Find the word "column" in the records below. List each line containing it.

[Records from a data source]
* * *

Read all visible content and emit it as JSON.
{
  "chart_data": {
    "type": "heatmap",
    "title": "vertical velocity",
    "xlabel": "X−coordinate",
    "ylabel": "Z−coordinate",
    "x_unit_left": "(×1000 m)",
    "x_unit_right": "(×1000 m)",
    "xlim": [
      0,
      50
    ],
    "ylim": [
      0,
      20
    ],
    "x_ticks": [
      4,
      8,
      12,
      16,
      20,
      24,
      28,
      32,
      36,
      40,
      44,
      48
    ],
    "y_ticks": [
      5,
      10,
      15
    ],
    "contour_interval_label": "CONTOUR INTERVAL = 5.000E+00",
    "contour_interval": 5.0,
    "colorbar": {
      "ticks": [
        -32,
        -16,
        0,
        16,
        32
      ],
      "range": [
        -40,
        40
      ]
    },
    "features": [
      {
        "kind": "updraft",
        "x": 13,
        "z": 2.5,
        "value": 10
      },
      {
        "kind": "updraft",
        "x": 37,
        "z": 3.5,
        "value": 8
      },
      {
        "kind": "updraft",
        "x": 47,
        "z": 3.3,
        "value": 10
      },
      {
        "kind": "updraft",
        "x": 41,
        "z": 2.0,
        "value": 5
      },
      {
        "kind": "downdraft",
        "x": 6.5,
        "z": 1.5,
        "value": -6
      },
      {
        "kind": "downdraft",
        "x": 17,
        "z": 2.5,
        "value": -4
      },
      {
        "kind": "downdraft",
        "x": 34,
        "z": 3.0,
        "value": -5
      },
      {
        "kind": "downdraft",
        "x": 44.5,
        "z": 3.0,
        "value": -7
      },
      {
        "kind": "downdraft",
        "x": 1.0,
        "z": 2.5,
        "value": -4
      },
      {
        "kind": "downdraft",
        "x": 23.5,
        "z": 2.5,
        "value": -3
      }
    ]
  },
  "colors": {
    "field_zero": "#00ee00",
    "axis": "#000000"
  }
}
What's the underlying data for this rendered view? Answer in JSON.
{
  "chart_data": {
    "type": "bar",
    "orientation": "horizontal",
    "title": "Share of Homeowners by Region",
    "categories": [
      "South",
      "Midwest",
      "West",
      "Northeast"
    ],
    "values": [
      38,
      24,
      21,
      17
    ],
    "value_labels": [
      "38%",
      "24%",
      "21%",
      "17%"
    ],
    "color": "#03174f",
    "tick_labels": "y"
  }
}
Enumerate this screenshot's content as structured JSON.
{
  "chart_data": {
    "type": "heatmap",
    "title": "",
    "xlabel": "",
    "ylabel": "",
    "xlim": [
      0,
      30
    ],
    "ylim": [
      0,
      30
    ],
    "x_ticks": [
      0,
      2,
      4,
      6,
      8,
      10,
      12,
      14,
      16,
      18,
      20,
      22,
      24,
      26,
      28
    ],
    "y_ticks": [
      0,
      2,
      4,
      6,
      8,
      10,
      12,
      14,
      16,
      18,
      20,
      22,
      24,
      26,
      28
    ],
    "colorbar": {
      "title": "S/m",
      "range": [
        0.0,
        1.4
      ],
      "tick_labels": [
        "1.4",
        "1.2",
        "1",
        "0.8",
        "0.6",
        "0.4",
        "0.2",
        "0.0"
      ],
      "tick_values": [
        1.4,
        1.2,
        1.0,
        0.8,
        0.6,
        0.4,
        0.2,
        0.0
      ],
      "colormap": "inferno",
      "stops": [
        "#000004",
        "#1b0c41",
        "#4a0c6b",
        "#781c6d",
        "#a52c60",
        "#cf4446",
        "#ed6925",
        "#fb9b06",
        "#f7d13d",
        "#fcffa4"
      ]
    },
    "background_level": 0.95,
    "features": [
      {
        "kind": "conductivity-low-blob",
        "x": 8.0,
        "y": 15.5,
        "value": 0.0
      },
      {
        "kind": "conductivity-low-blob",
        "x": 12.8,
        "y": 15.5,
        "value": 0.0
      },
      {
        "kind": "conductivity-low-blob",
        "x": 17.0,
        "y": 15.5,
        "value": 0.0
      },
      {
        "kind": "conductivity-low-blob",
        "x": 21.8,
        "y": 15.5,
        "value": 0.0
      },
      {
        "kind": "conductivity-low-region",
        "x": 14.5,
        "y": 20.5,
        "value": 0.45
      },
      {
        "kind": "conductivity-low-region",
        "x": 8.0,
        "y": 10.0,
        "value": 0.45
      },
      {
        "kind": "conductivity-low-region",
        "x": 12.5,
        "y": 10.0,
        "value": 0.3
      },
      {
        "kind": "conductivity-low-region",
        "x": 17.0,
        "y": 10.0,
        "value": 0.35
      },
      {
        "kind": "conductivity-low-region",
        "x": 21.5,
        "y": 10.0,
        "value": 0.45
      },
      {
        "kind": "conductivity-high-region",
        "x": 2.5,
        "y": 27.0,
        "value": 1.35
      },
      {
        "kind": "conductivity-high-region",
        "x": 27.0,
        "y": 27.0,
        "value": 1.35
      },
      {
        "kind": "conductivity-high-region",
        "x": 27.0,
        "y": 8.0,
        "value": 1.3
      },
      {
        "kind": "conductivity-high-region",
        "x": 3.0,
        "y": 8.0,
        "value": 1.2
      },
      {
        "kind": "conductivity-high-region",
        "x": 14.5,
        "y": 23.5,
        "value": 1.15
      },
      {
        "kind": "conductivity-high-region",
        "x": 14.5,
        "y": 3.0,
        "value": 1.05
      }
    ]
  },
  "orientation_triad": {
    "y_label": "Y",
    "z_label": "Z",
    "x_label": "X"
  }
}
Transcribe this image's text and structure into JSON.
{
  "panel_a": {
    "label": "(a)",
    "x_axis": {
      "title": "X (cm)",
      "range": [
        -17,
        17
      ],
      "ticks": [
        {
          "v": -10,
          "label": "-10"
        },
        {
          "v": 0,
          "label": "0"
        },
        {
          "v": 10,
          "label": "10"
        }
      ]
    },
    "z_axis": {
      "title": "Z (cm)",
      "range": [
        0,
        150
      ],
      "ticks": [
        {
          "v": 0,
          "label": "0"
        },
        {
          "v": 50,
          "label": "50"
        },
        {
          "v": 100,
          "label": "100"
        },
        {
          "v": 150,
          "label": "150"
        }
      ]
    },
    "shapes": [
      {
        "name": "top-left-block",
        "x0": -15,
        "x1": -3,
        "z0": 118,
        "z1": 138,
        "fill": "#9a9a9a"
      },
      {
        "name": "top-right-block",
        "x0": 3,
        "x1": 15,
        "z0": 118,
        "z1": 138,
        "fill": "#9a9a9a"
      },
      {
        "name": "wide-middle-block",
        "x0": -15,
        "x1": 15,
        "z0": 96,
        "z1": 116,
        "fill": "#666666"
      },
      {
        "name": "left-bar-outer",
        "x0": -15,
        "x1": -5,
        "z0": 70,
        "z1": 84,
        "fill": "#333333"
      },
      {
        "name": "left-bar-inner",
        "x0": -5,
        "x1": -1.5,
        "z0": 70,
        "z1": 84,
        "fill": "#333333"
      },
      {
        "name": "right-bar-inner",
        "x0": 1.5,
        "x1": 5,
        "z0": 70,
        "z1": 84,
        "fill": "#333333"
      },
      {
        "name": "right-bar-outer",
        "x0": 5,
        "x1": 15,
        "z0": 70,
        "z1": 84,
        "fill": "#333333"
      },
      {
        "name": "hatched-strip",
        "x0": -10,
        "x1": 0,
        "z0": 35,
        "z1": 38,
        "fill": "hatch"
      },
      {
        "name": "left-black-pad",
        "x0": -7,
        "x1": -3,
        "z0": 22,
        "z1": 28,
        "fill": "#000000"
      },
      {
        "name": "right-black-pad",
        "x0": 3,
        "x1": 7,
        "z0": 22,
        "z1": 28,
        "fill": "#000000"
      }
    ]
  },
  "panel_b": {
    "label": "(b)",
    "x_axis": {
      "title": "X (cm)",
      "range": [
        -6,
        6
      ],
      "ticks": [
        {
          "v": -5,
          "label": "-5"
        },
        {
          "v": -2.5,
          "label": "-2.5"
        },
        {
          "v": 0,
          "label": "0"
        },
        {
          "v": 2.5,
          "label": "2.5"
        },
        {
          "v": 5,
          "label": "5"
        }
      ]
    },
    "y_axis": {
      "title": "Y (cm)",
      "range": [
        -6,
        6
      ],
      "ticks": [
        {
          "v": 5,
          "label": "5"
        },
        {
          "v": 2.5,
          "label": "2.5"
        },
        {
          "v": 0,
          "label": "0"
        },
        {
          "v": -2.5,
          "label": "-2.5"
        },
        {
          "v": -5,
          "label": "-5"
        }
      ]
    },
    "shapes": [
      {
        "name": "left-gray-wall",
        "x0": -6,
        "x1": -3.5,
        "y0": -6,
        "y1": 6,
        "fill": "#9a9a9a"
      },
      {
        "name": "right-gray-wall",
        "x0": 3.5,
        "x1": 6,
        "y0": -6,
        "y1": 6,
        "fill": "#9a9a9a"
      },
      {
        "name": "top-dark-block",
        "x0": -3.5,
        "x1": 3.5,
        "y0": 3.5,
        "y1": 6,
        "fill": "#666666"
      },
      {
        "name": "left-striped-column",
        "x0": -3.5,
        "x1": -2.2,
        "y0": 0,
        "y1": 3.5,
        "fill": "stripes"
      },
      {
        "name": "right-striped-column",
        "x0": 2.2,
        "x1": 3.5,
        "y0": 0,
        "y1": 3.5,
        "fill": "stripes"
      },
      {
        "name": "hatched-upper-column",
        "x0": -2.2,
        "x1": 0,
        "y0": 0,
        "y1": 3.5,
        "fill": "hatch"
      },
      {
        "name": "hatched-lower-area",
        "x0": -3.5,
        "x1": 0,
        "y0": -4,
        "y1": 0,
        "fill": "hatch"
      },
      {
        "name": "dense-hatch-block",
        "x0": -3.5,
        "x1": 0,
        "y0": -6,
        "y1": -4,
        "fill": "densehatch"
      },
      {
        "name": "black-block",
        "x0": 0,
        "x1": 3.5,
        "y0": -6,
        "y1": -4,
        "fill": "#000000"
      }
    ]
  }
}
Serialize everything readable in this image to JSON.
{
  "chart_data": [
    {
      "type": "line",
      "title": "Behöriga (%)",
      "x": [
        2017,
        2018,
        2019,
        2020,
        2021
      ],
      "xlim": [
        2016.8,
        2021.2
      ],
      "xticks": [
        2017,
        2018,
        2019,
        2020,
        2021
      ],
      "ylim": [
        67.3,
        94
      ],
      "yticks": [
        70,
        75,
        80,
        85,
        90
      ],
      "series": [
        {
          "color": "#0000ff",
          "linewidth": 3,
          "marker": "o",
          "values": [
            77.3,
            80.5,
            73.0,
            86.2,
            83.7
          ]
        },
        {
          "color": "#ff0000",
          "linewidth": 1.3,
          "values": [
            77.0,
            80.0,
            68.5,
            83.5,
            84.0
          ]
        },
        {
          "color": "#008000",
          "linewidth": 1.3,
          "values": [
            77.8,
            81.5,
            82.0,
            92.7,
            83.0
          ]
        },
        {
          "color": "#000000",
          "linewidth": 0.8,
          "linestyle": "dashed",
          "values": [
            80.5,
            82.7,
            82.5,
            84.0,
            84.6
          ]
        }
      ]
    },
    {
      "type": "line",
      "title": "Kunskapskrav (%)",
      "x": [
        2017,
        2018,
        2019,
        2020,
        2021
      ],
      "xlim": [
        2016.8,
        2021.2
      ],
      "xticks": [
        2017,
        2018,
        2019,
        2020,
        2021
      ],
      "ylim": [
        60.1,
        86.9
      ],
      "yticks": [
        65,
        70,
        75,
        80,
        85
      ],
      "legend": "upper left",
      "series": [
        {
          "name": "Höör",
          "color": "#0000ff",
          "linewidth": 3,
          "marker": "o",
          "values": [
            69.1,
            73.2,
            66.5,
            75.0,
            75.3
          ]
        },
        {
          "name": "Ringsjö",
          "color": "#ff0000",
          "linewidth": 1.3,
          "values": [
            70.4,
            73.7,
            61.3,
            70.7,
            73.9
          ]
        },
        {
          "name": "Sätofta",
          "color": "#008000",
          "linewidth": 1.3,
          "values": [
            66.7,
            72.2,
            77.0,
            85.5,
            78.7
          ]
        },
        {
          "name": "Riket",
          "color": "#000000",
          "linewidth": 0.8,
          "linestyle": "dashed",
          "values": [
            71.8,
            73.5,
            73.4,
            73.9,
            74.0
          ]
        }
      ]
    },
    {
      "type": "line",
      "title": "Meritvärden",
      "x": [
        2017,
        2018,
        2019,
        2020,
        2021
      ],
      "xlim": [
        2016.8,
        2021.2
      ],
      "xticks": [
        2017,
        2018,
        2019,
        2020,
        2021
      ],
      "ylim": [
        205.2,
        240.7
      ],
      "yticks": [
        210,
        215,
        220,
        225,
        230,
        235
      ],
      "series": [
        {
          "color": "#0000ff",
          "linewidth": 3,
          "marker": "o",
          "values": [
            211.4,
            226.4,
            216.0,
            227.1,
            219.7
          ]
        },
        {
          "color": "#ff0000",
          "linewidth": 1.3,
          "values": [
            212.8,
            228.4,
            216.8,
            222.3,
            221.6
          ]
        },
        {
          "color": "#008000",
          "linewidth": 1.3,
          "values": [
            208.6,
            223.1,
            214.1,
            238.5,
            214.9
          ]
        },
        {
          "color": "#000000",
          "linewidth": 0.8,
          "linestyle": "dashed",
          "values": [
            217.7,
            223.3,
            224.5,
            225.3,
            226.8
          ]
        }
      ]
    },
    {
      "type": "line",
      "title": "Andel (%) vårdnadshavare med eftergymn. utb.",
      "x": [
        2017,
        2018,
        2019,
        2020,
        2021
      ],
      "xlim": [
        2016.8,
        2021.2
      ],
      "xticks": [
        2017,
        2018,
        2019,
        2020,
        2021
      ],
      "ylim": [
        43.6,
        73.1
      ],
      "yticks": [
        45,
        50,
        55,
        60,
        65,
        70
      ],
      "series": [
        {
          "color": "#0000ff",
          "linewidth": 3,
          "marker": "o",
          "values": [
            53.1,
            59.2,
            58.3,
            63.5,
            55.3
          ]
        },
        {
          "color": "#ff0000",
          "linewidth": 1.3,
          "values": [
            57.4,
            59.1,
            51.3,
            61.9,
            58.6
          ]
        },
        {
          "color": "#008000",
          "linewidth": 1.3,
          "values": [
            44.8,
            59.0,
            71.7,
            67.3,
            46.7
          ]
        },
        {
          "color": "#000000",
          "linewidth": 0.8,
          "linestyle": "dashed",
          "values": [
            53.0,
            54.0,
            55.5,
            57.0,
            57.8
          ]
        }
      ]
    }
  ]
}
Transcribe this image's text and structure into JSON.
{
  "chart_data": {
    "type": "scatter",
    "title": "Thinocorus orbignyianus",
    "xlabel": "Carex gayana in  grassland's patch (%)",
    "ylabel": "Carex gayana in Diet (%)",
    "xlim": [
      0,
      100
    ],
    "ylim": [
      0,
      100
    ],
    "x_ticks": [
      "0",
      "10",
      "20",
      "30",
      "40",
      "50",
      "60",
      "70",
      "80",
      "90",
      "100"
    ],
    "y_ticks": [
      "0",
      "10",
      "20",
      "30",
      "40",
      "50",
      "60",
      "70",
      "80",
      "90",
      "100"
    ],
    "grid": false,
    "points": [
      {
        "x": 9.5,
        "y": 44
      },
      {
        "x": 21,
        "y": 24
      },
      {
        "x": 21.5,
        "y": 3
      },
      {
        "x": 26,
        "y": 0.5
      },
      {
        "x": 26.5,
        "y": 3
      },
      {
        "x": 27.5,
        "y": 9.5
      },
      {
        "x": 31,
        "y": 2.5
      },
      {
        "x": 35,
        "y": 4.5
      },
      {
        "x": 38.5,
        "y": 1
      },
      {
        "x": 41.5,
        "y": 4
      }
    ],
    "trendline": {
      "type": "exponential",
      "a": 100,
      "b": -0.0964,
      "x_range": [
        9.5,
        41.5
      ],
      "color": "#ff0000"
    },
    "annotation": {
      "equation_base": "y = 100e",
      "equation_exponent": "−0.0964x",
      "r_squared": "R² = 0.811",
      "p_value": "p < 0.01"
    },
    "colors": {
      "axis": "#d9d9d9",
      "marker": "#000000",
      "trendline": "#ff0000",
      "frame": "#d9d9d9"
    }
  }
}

* * *

**RESPONSE TO THIS TASK:**
        "name": "left-striped-column",
        "name": "right-striped-column",
        "name": "hatched-upper-column",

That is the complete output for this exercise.